-- START OF MATERIAL SUPPLIED --

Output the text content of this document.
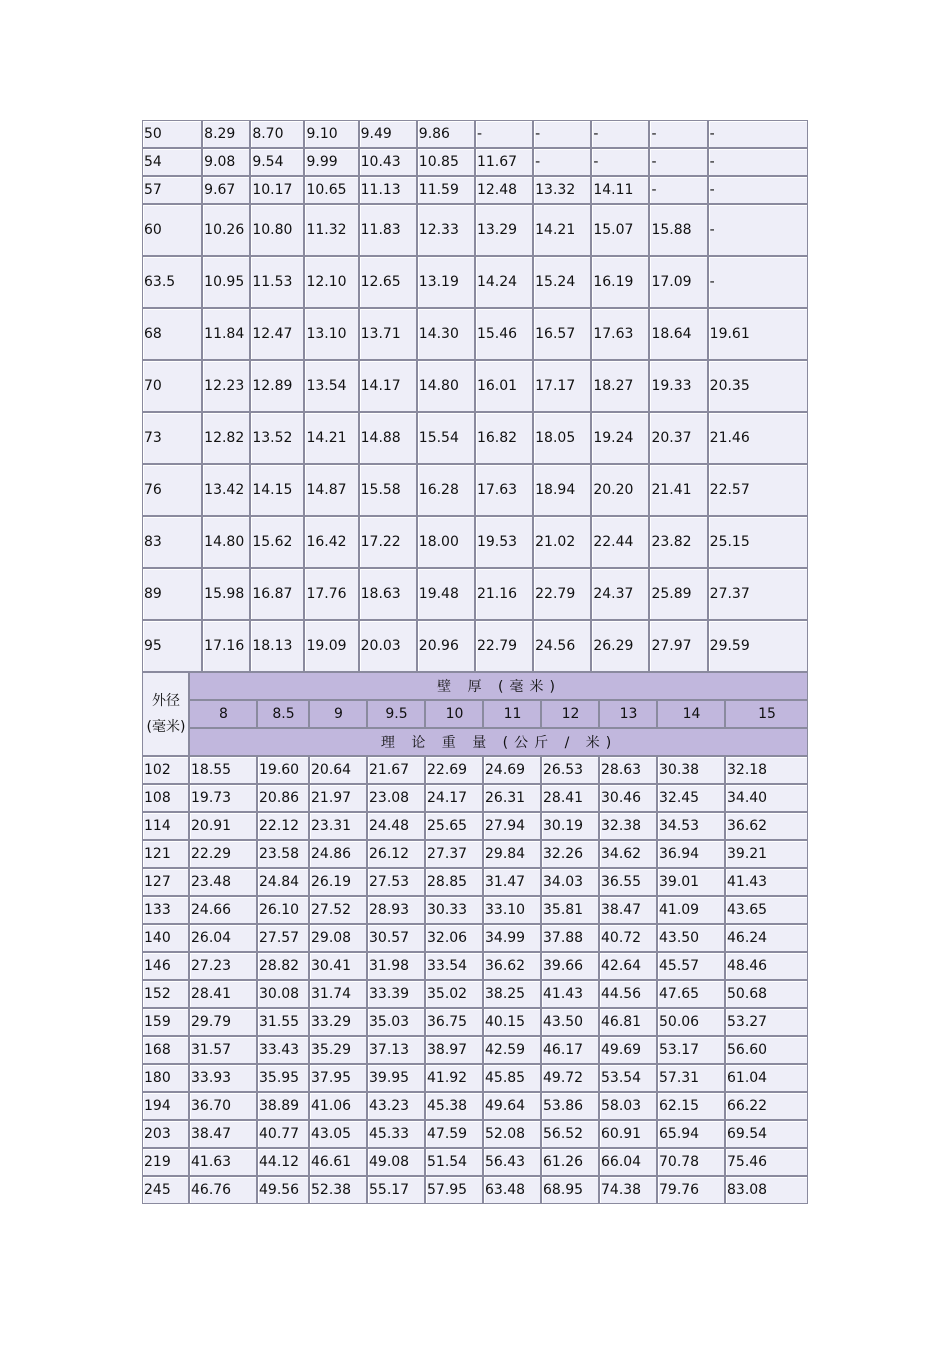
50	8.29	8.70	9.10	9.49	9.86	-	-	-	-	-
54	9.08	9.54	9.99	10.43	10.85	11.67	-	-	-	-
57	9.67	10.17	10.65	11.13	11.59	12.48	13.32	14.11	-	-
60	10.26	10.80	11.32	11.83	12.33	13.29	14.21	15.07	15.88	-
63.5	10.95	11.53	12.10	12.65	13.19	14.24	15.24	16.19	17.09	-
68	11.84	12.47	13.10	13.71	14.30	15.46	16.57	17.63	18.64	19.61
70	12.23	12.89	13.54	14.17	14.80	16.01	17.17	18.27	19.33	20.35
73	12.82	13.52	14.21	14.88	15.54	16.82	18.05	19.24	20.37	21.46
76	13.42	14.15	14.87	15.58	16.28	17.63	18.94	20.20	21.41	22.57
83	14.80	15.62	16.42	17.22	18.00	19.53	21.02	22.44	23.82	25.15
89	15.98	16.87	17.76	18.63	19.48	21.16	22.79	24.37	25.89	27.37
95	17.16	18.13	19.09	20.03	20.96	22.79	24.56	26.29	27.97	29.59
外径(毫米)	壁 厚 (毫米)									
	8	8.5	9	9.5	10	11	12	13	14	15
	理 论 重 量 (公斤 / 米)									
102	18.55	19.60	20.64	21.67	22.69	24.69	26.53	28.63	30.38	32.18
108	19.73	20.86	21.97	23.08	24.17	26.31	28.41	30.46	32.45	34.40
114	20.91	22.12	23.31	24.48	25.65	27.94	30.19	32.38	34.53	36.62
121	22.29	23.58	24.86	26.12	27.37	29.84	32.26	34.62	36.94	39.21
127	23.48	24.84	26.19	27.53	28.85	31.47	34.03	36.55	39.01	41.43
133	24.66	26.10	27.52	28.93	30.33	33.10	35.81	38.47	41.09	43.65
140	26.04	27.57	29.08	30.57	32.06	34.99	37.88	40.72	43.50	46.24
146	27.23	28.82	30.41	31.98	33.54	36.62	39.66	42.64	45.57	48.46
152	28.41	30.08	31.74	33.39	35.02	38.25	41.43	44.56	47.65	50.68
159	29.79	31.55	33.29	35.03	36.75	40.15	43.50	46.81	50.06	53.27
168	31.57	33.43	35.29	37.13	38.97	42.59	46.17	49.69	53.17	56.60
180	33.93	35.95	37.95	39.95	41.92	45.85	49.72	53.54	57.31	61.04
194	36.70	38.89	41.06	43.23	45.38	49.64	53.86	58.03	62.15	66.22
203	38.47	40.77	43.05	45.33	47.59	52.08	56.52	60.91	65.94	69.54
219	41.63	44.12	46.61	49.08	51.54	56.43	61.26	66.04	70.78	75.46
245	46.76	49.56	52.38	55.17	57.95	63.48	68.95	74.38	79.76	83.08
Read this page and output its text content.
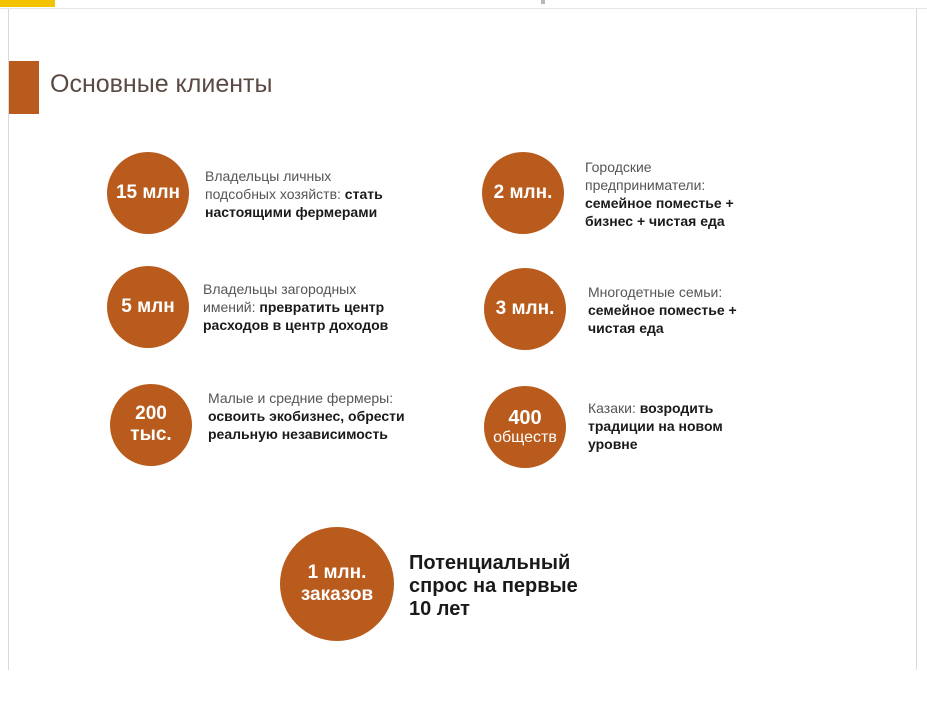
Основные клиенты
15 млн
Владельцы личных подсобных хозяйств: стать настоящими фермерами
5 млн
Владельцы загородных имений: превратить центр расходов в центр доходов
200
тыс.
Малые и средние фермеры: освоить экобизнес, обрести реальную независимость
2 млн.
Городские предприниматели: семейное поместье + бизнес + чистая еда
3 млн.
Многодетные семьи: семейное поместье + чистая еда
400
обществ
Казаки: возродить традиции на новом уровне
1 млн.
заказов
Потенциальный
спрос на первые
10 лет
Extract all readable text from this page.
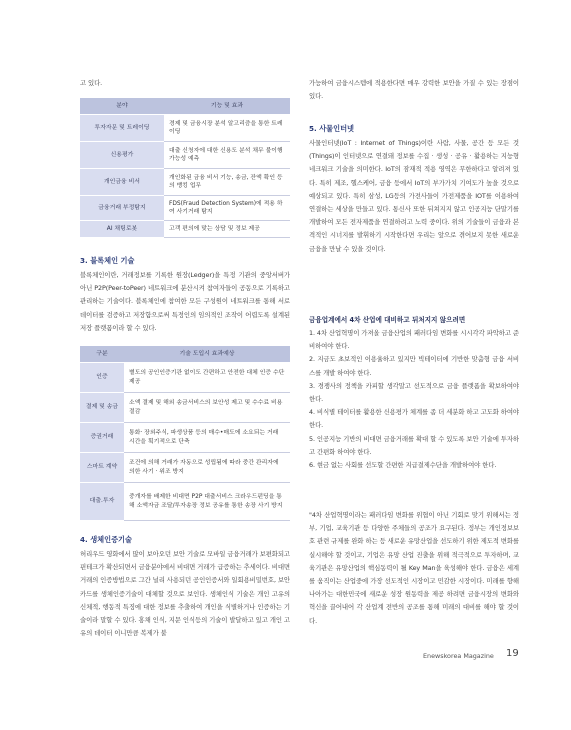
고 있다.

분야	기능 및 효과
투자자문 및 트레이딩	경제 및 금융시장 분석 알고리즘을 통한 트레이딩
신용평가	대출 신청자에 대한 신용도 분석 채무 불이행 가능성 예측
개인금융 비서	개인화된 금융 비서 기능, 송금, 잔액 확인 등의 뱅킹 업무
금융거래 부정탐지	FDS(Fraud Detection System)에 적용 하여 사기거래 탐지
AI 채팅로봇	고객 편의에 맞는 상담 및 정보 제공

3. 블록체인 기술

블록체인이란, 거래정보를 기록한 원장(Ledger)을 특정 기관의 중앙서버가 아닌 P2P(Peer-toPeer) 네트워크에 분산시켜 참여자들이 공동으로 기록하고 관리하는 기술이다. 블록체인에 참여한 모든 구성원이 네트워크를 통해 서로 데이터를 검증하고 저장함으로써 특정인의 임의적인 조작이 어렵도록 설계된 저장 플랫폼이라 할 수 있다.

구분	기술 도입시 효과예상
인증	별도의 공인인증기관 없이도 간편하고 안전한 대체 인증 수단 제공
결제 및 송금	소액 결제 및 해외 송금서비스의 보안성 제고 및 수수료 비용 절감
증권거래	통화· 장외주식, 파생상품 등의 매수•매도에 소요되는 거래 시간을 획기적으로 단축
스마트 계약	조건에 의해 거래가 자동으로 성립됨에 따라 중간 관리자에 의한 사기 · 위조 방지
대출.투자	중개자를 배제한 비대면 P2P 대출서비스 크라우드펀딩을 통해 소액자금 조달/투자송장 정보 공유를 통한 송장 사기 방지

4. 생체인증기술

허리우드 영화에서 많이 보아오던 보안 기술로 모바일 금융거래가 보편화되고 핀테크가 확산되면서 금융분야에서 비대면 거래가 급증하는 추세이다. 비대면거래의 인증방법으로 그간 널리 사용되던 공인인증서와 일회용비밀번호, 보안 카드를 생체인증기술이 대체할 것으로 보인다. 생체인식 기술은 개인 고유의 신체적, 행동적 특징에 대한 정보를 추출하여 개인을 식별하거나 인증하는 기술이라 말할 수 있다. 홍채 인식, 지문 인식등의 기술이 발달하고 있고 개인 고유의 데이터 이니만큼 복제가 불

가능하여 금융시스템에 적용한다면 매우 강력한 보안을 가질 수 있는 장점이 있다.

5. 사물인터넷

사물인터넷(IoT : Internet of Things)이란 사람, 사물, 공간 등 모든 것(Things)이 인터넷으로 연결돼 정보를 수집 · 생성 · 공유 · 활용하는 지능형 네크워크 기술을 의미한다. IoT의 잠재적 적용 영역은 무한하다고 알려져 있다. 특히 제조, 헬스케어, 금융 등에서 IoT의 부가가치 기여도가 높을 것으로 예상되고 있다. 특히 삼성, LG등의 가전사들이 가전제품을 IOT를 이용하여 연결하는 세상을 만들고 있다. 통신사 또한 뒤쳐지지 않고 인공지능 단말기를 개발하여 모든 전자제품을 연결하려고 노력 중이다. 위의 기술들이 금융과 본격적인 시너지를 발휘하기 시작한다면 우리는 앞으로 겪어보지 못한 새로운 금융을 만날 수 있을 것이다.

금융업계에서 4차 산업에 대비하고 뒤처지지 않으려면

1. 4차 산업혁명이 가져올 금융산업의 패러다임 변화를 시시각각 파악하고 준비하여야 한다.

2. 지금도 초보적인 이용율하고 있지만 빅테이터에 기반한 맞춤형 금융 서비스를 개발 하여야 한다.

3. 경쟁사의 정책을 카피할 생각말고 선도적으로 금융 플랫폼을 확보하여야 한다.

4. 비식별 테이터를 활용한 신용평가 체계를 좀 더 세분화 하고 고도화 하여야 한다.

5. 인공지능 기반의 비대면 금융거래를 확대 할 수 있도록 보안 기술에 투자하고 간편화 하여야 한다.

6. 현금 없는 사회를 선도할 간편한 지급결제수단을 개발하여야 한다.

"4차 산업혁명이라는 패러다임 변화를 위협이 아닌 기회로 맞기 위해서는 정부, 기업, 교육기관 등 다양한 주체들의 공조가 요구된다. 정부는 개인정보보호 관련 규제를 완화 하는 등 새로운 유망산업을 선도하기 위한 제도적 변화를 실시해야 할 것이고, 기업은 유망 산업 진출을 위해 적극적으로 투자하며, 교육기관은 유망산업의 핵심동력이 될 Key Man을 육성해야 한다. 금융은 세계를 움직이는 산업중에 가장 선도적인 시장이고 민감한 시장이다. 미래를 향해 나아가는 대한민국에 새로운 성장 원동력을 제공 하려면 금융시장의 변화와 혁신을 끌어내어 각 산업계 전반의 공조를 통해 미래의 대비를 해야 할 것이다.

Enewskorea Magazine 19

-- END OF MATERIAL SUPPLIED --

**SET PROBLEM:** Extract every line of the records above that contains the word "content".

**CORRECT RESPONSE:**
Output the text content of this document.
Read this page and output its text content.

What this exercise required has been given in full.